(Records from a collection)
= = = =

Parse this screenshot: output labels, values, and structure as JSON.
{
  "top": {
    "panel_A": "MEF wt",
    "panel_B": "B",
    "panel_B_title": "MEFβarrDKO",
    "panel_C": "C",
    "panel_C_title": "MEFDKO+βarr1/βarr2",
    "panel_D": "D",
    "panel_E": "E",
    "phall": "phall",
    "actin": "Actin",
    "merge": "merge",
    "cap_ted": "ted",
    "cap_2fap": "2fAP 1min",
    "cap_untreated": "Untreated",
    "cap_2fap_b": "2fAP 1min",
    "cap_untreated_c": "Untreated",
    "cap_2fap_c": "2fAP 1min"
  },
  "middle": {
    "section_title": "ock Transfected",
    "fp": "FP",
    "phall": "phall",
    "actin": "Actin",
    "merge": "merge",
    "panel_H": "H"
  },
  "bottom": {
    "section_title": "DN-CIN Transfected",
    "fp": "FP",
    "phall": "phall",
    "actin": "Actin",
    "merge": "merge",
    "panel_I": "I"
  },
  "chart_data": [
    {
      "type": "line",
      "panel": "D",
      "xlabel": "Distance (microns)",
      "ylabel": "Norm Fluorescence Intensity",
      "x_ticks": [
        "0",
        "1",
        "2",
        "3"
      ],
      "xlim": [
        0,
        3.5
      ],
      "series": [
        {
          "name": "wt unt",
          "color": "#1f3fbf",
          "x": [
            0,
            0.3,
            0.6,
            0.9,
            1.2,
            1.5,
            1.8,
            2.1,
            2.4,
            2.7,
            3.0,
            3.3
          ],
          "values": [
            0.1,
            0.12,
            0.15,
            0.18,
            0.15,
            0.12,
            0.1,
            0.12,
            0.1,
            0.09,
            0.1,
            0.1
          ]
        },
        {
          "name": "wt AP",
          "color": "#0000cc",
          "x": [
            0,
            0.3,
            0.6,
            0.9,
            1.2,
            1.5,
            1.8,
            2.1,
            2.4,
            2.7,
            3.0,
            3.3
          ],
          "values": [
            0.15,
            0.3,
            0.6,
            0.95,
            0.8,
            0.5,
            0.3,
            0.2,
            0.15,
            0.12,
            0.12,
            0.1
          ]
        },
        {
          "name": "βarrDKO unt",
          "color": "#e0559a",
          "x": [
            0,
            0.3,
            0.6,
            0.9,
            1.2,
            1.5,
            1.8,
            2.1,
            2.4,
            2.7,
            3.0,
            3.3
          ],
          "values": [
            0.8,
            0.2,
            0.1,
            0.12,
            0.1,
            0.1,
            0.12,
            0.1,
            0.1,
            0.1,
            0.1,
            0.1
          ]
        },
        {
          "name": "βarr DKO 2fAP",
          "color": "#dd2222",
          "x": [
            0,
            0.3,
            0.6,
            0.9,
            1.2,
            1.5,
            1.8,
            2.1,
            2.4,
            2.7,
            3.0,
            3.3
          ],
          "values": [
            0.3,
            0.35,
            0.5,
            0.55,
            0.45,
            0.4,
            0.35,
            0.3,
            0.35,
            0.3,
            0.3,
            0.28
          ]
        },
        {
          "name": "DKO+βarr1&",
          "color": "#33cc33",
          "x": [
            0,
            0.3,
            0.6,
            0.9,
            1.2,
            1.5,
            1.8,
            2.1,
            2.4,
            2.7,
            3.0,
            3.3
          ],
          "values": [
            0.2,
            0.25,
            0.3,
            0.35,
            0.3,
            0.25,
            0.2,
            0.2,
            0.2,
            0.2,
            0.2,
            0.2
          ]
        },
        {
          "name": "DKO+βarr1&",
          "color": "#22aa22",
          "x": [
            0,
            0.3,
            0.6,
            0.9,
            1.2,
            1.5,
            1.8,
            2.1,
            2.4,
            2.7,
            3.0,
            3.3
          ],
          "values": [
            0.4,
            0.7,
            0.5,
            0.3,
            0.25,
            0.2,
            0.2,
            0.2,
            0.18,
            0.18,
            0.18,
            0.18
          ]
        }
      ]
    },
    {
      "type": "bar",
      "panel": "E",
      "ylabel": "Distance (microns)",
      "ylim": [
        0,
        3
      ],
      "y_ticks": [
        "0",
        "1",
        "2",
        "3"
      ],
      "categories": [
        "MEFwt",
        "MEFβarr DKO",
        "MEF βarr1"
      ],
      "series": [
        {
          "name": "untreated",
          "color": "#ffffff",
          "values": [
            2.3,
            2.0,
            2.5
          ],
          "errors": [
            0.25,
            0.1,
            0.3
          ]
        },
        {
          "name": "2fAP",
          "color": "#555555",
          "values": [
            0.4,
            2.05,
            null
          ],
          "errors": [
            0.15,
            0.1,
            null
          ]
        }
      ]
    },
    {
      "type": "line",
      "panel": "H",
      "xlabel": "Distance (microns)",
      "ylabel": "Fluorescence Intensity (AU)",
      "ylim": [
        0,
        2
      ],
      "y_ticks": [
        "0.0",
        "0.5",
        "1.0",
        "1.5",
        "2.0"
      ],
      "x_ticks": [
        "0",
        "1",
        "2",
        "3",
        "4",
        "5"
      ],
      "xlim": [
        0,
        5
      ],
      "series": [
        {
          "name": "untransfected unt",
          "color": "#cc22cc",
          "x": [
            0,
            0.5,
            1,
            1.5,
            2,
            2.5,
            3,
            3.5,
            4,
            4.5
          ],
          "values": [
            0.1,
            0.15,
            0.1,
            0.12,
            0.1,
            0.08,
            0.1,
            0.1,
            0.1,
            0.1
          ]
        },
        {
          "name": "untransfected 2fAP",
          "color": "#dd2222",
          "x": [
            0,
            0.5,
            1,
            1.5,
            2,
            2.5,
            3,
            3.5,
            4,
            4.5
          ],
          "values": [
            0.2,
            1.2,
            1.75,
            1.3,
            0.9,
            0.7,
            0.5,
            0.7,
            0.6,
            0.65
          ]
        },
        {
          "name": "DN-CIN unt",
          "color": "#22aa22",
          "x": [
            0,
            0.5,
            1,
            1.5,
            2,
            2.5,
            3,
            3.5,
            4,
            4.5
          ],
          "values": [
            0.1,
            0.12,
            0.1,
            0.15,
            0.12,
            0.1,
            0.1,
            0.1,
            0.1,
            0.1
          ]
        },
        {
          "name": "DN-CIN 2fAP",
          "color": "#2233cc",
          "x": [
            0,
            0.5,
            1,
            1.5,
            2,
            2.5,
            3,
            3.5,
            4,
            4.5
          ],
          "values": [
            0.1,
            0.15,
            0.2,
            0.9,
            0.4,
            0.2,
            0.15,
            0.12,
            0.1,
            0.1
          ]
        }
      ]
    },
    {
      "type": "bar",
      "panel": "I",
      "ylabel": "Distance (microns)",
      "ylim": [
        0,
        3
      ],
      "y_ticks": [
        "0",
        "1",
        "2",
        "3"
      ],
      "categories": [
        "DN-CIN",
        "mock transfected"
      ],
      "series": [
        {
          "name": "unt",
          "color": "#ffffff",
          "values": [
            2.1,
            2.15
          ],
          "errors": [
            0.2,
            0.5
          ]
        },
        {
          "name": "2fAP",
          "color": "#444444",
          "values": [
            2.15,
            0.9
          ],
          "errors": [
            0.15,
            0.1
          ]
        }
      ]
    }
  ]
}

= = = =

Exercise - Repeat every record exactly as written, please.

The output -
Parse this screenshot: output labels, values, and structure as JSON.
{
  "top": {
    "panel_A": "MEF wt",
    "panel_B": "B",
    "panel_B_title": "MEFβarrDKO",
    "panel_C": "C",
    "panel_C_title": "MEFDKO+βarr1/βarr2",
    "panel_D": "D",
    "panel_E": "E",
    "phall": "phall",
    "actin": "Actin",
    "merge": "merge",
    "cap_ted": "ted",
    "cap_2fap": "2fAP 1min",
    "cap_untreated": "Untreated",
    "cap_2fap_b": "2fAP 1min",
    "cap_untreated_c": "Untreated",
    "cap_2fap_c": "2fAP 1min"
  },
  "middle": {
    "section_title": "ock Transfected",
    "fp": "FP",
    "phall": "phall",
    "actin": "Actin",
    "merge": "merge",
    "panel_H": "H"
  },
  "bottom": {
    "section_title": "DN-CIN Transfected",
    "fp": "FP",
    "phall": "phall",
    "actin": "Actin",
    "merge": "merge",
    "panel_I": "I"
  },
  "chart_data": [
    {
      "type": "line",
      "panel": "D",
      "xlabel": "Distance (microns)",
      "ylabel": "Norm Fluorescence Intensity",
      "x_ticks": [
        "0",
        "1",
        "2",
        "3"
      ],
      "xlim": [
        0,
        3.5
      ],
      "series": [
        {
          "name": "wt unt",
          "color": "#1f3fbf",
          "x": [
            0,
            0.3,
            0.6,
            0.9,
            1.2,
            1.5,
            1.8,
            2.1,
            2.4,
            2.7,
            3.0,
            3.3
          ],
          "values": [
            0.1,
            0.12,
            0.15,
            0.18,
            0.15,
            0.12,
            0.1,
            0.12,
            0.1,
            0.09,
            0.1,
            0.1
          ]
        },
        {
          "name": "wt AP",
          "color": "#0000cc",
          "x": [
            0,
            0.3,
            0.6,
            0.9,
            1.2,
            1.5,
            1.8,
            2.1,
            2.4,
            2.7,
            3.0,
            3.3
          ],
          "values": [
            0.15,
            0.3,
            0.6,
            0.95,
            0.8,
            0.5,
            0.3,
            0.2,
            0.15,
            0.12,
            0.12,
            0.1
          ]
        },
        {
          "name": "βarrDKO unt",
          "color": "#e0559a",
          "x": [
            0,
            0.3,
            0.6,
            0.9,
            1.2,
            1.5,
            1.8,
            2.1,
            2.4,
            2.7,
            3.0,
            3.3
          ],
          "values": [
            0.8,
            0.2,
            0.1,
            0.12,
            0.1,
            0.1,
            0.12,
            0.1,
            0.1,
            0.1,
            0.1,
            0.1
          ]
        },
        {
          "name": "βarr DKO 2fAP",
          "color": "#dd2222",
          "x": [
            0,
            0.3,
            0.6,
            0.9,
            1.2,
            1.5,
            1.8,
            2.1,
            2.4,
            2.7,
            3.0,
            3.3
          ],
          "values": [
            0.3,
            0.35,
            0.5,
            0.55,
            0.45,
            0.4,
            0.35,
            0.3,
            0.35,
            0.3,
            0.3,
            0.28
          ]
        },
        {
          "name": "DKO+βarr1&",
          "color": "#33cc33",
          "x": [
            0,
            0.3,
            0.6,
            0.9,
            1.2,
            1.5,
            1.8,
            2.1,
            2.4,
            2.7,
            3.0,
            3.3
          ],
          "values": [
            0.2,
            0.25,
            0.3,
            0.35,
            0.3,
            0.25,
            0.2,
            0.2,
            0.2,
            0.2,
            0.2,
            0.2
          ]
        },
        {
          "name": "DKO+βarr1&",
          "color": "#22aa22",
          "x": [
            0,
            0.3,
            0.6,
            0.9,
            1.2,
            1.5,
            1.8,
            2.1,
            2.4,
            2.7,
            3.0,
            3.3
          ],
          "values": [
            0.4,
            0.7,
            0.5,
            0.3,
            0.25,
            0.2,
            0.2,
            0.2,
            0.18,
            0.18,
            0.18,
            0.18
          ]
        }
      ]
    },
    {
      "type": "bar",
      "panel": "E",
      "ylabel": "Distance (microns)",
      "ylim": [
        0,
        3
      ],
      "y_ticks": [
        "0",
        "1",
        "2",
        "3"
      ],
      "categories": [
        "MEFwt",
        "MEFβarr DKO",
        "MEF βarr1"
      ],
      "series": [
        {
          "name": "untreated",
          "color": "#ffffff",
          "values": [
            2.3,
            2.0,
            2.5
          ],
          "errors": [
            0.25,
            0.1,
            0.3
          ]
        },
        {
          "name": "2fAP",
          "color": "#555555",
          "values": [
            0.4,
            2.05,
            null
          ],
          "errors": [
            0.15,
            0.1,
            null
          ]
        }
      ]
    },
    {
      "type": "line",
      "panel": "H",
      "xlabel": "Distance (microns)",
      "ylabel": "Fluorescence Intensity (AU)",
      "ylim": [
        0,
        2
      ],
      "y_ticks": [
        "0.0",
        "0.5",
        "1.0",
        "1.5",
        "2.0"
      ],
      "x_ticks": [
        "0",
        "1",
        "2",
        "3",
        "4",
        "5"
      ],
      "xlim": [
        0,
        5
      ],
      "series": [
        {
          "name": "untransfected unt",
          "color": "#cc22cc",
          "x": [
            0,
            0.5,
            1,
            1.5,
            2,
            2.5,
            3,
            3.5,
            4,
            4.5
          ],
          "values": [
            0.1,
            0.15,
            0.1,
            0.12,
            0.1,
            0.08,
            0.1,
            0.1,
            0.1,
            0.1
          ]
        },
        {
          "name": "untransfected 2fAP",
          "color": "#dd2222",
          "x": [
            0,
            0.5,
            1,
            1.5,
            2,
            2.5,
            3,
            3.5,
            4,
            4.5
          ],
          "values": [
            0.2,
            1.2,
            1.75,
            1.3,
            0.9,
            0.7,
            0.5,
            0.7,
            0.6,
            0.65
          ]
        },
        {
          "name": "DN-CIN unt",
          "color": "#22aa22",
          "x": [
            0,
            0.5,
            1,
            1.5,
            2,
            2.5,
            3,
            3.5,
            4,
            4.5
          ],
          "values": [
            0.1,
            0.12,
            0.1,
            0.15,
            0.12,
            0.1,
            0.1,
            0.1,
            0.1,
            0.1
          ]
        },
        {
          "name": "DN-CIN 2fAP",
          "color": "#2233cc",
          "x": [
            0,
            0.5,
            1,
            1.5,
            2,
            2.5,
            3,
            3.5,
            4,
            4.5
          ],
          "values": [
            0.1,
            0.15,
            0.2,
            0.9,
            0.4,
            0.2,
            0.15,
            0.12,
            0.1,
            0.1
          ]
        }
      ]
    },
    {
      "type": "bar",
      "panel": "I",
      "ylabel": "Distance (microns)",
      "ylim": [
        0,
        3
      ],
      "y_ticks": [
        "0",
        "1",
        "2",
        "3"
      ],
      "categories": [
        "DN-CIN",
        "mock transfected"
      ],
      "series": [
        {
          "name": "unt",
          "color": "#ffffff",
          "values": [
            2.1,
            2.15
          ],
          "errors": [
            0.2,
            0.5
          ]
        },
        {
          "name": "2fAP",
          "color": "#444444",
          "values": [
            2.15,
            0.9
          ],
          "errors": [
            0.15,
            0.1
          ]
        }
      ]
    }
  ]
}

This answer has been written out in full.